= Objective =
Give the number of lines containing the word "وأنا", and nothing else.
-=-=-
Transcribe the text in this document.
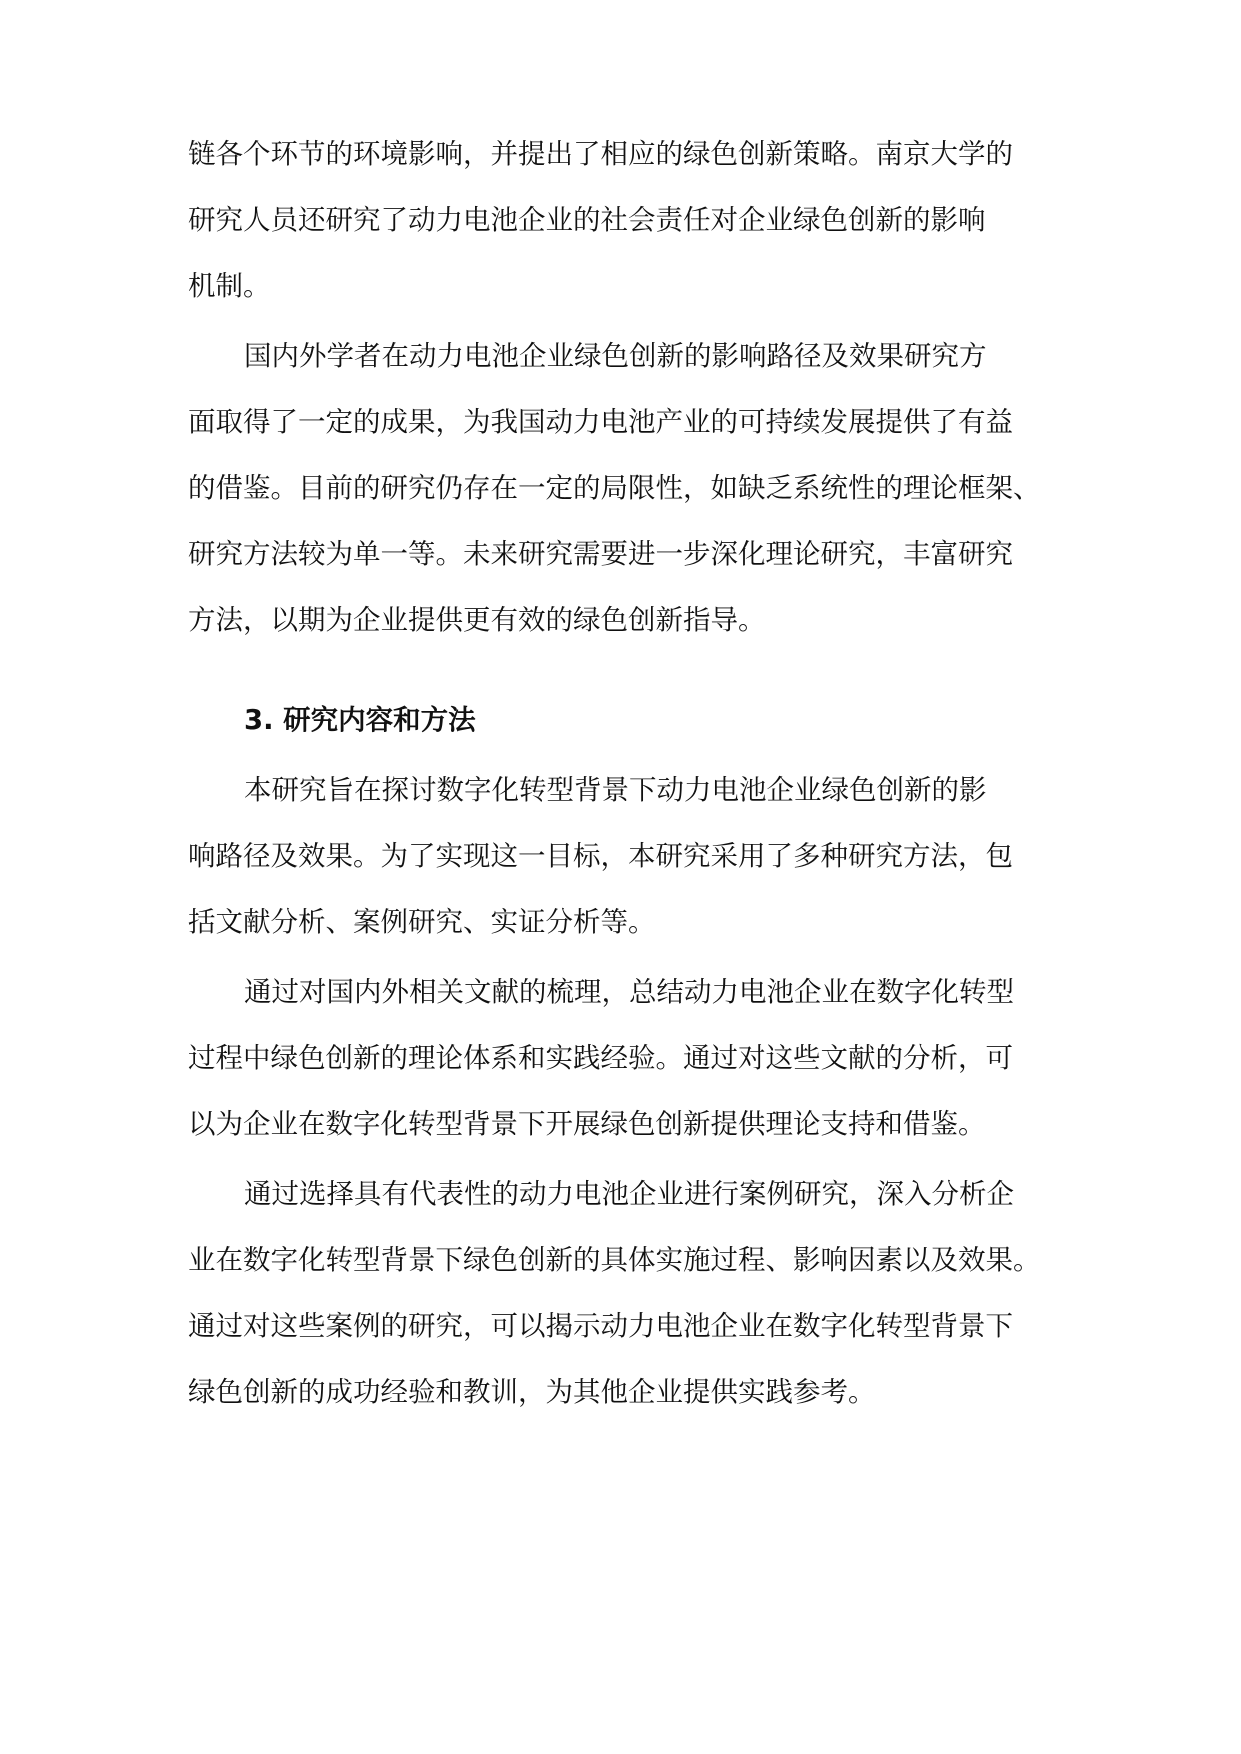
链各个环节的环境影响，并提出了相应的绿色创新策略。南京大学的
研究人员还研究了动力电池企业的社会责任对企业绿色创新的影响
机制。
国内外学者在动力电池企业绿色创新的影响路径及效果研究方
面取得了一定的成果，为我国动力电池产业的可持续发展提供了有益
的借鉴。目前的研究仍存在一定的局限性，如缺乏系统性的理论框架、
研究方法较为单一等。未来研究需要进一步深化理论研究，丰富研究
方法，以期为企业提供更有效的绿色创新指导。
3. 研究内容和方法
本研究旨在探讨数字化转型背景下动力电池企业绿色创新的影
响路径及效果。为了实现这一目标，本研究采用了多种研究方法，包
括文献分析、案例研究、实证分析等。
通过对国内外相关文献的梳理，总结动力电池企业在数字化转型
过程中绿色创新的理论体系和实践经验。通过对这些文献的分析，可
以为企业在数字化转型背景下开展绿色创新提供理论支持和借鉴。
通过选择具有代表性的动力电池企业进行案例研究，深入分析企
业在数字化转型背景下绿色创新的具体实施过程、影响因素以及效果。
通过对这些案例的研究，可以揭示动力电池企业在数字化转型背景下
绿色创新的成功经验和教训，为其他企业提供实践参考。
-=-=-
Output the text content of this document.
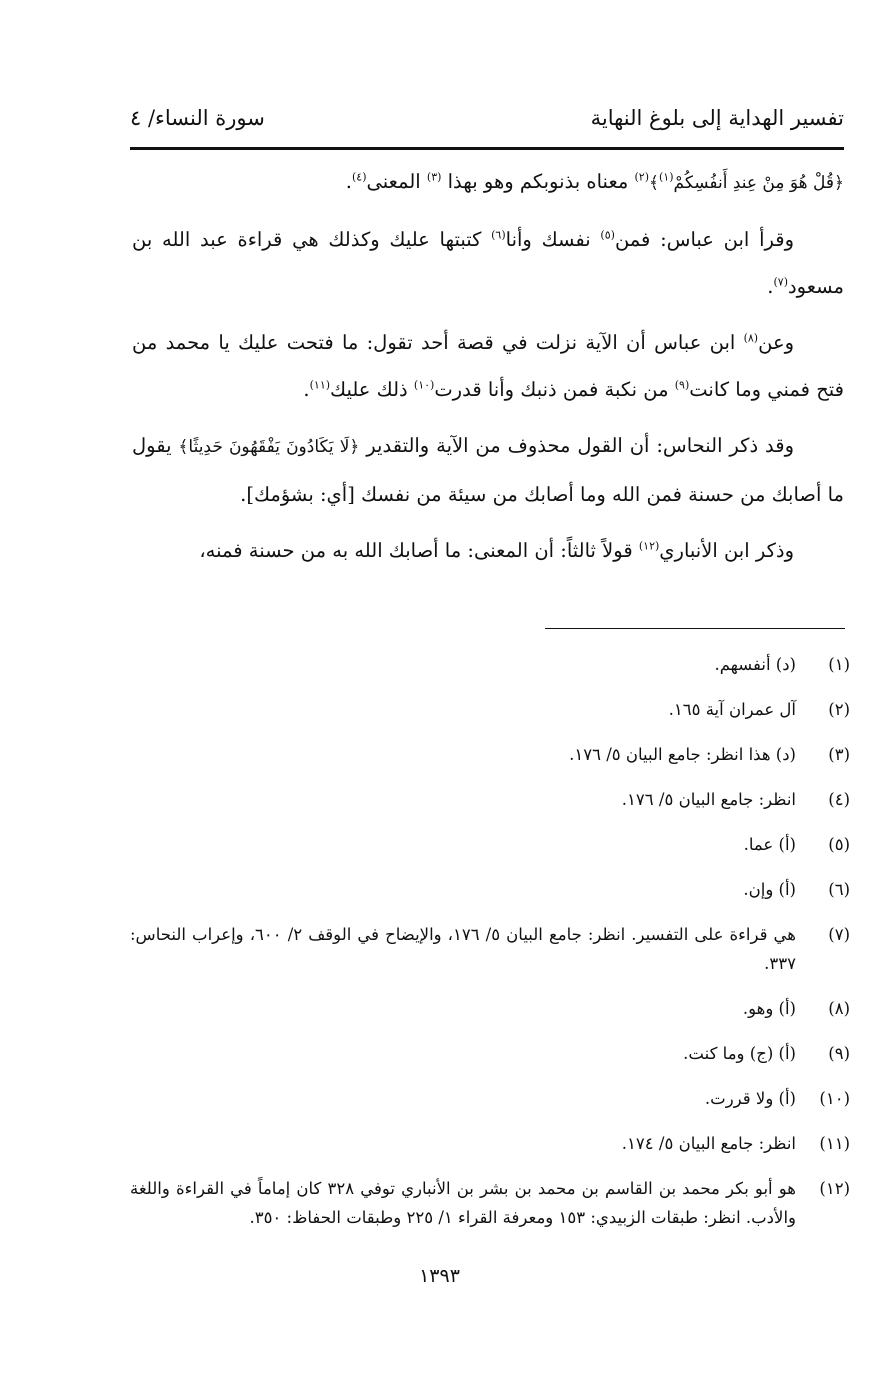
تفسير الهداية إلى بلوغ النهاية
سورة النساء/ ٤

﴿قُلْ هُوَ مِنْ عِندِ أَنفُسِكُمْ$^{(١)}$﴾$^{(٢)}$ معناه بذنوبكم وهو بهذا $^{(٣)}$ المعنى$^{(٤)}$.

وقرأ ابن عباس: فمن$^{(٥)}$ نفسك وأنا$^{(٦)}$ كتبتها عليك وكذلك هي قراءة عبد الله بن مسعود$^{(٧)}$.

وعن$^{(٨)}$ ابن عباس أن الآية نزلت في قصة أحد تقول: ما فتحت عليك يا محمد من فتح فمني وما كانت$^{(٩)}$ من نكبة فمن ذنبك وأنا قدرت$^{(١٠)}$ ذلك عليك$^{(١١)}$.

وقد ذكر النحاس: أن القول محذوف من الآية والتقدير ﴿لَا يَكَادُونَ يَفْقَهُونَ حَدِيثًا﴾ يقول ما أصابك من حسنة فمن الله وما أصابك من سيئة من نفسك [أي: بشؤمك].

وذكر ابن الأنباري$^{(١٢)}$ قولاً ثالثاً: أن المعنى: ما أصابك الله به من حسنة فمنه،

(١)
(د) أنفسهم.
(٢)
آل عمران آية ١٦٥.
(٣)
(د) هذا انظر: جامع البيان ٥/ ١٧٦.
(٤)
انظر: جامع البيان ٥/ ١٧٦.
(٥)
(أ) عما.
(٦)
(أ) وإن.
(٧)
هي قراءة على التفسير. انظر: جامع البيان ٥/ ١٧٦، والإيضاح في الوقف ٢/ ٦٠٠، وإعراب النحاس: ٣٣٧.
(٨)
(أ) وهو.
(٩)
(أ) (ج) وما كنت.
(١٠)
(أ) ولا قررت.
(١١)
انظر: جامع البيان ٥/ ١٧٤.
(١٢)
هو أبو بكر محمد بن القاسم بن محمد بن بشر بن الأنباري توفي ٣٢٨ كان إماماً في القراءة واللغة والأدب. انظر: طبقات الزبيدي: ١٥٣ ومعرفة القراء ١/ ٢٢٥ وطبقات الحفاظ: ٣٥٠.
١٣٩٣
-=-=-
= Solution to the problem =
2